_WORK TO DO_: Among the records below, find each line that includes the string "Portal" and copy it.

►

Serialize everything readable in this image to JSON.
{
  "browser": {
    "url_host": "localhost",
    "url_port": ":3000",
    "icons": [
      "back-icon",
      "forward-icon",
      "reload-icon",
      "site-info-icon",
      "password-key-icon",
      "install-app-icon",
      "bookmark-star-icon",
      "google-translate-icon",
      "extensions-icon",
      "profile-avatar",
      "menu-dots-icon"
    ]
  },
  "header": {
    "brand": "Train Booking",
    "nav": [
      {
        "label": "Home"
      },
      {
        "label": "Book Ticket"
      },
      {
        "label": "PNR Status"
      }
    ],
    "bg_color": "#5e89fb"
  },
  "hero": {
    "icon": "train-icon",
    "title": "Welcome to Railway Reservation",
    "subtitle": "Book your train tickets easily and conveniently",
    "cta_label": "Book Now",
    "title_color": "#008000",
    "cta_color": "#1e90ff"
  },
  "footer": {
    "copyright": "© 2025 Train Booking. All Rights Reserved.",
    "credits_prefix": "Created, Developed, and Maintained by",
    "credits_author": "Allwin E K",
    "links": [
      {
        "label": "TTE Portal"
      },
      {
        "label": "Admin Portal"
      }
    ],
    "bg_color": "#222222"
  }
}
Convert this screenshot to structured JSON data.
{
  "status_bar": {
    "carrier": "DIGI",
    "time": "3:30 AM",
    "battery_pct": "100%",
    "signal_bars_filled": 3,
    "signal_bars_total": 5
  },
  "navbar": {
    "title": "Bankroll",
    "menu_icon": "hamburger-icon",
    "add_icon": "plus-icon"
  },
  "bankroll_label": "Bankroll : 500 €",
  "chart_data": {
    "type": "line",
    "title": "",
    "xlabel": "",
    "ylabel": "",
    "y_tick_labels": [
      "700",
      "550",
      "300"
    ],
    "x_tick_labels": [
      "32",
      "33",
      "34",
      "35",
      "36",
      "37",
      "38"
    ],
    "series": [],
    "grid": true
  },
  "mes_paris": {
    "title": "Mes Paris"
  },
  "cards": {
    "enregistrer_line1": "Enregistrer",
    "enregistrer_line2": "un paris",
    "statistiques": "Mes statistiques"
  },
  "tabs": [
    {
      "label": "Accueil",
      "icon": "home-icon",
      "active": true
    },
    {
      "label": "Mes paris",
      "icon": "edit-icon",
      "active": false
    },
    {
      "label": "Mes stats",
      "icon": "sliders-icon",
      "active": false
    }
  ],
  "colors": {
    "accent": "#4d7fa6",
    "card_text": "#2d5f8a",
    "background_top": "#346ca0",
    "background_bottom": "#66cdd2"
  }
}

◄

_ANSWER_:
        "label": "TTE Portal"
        "label": "Admin Portal"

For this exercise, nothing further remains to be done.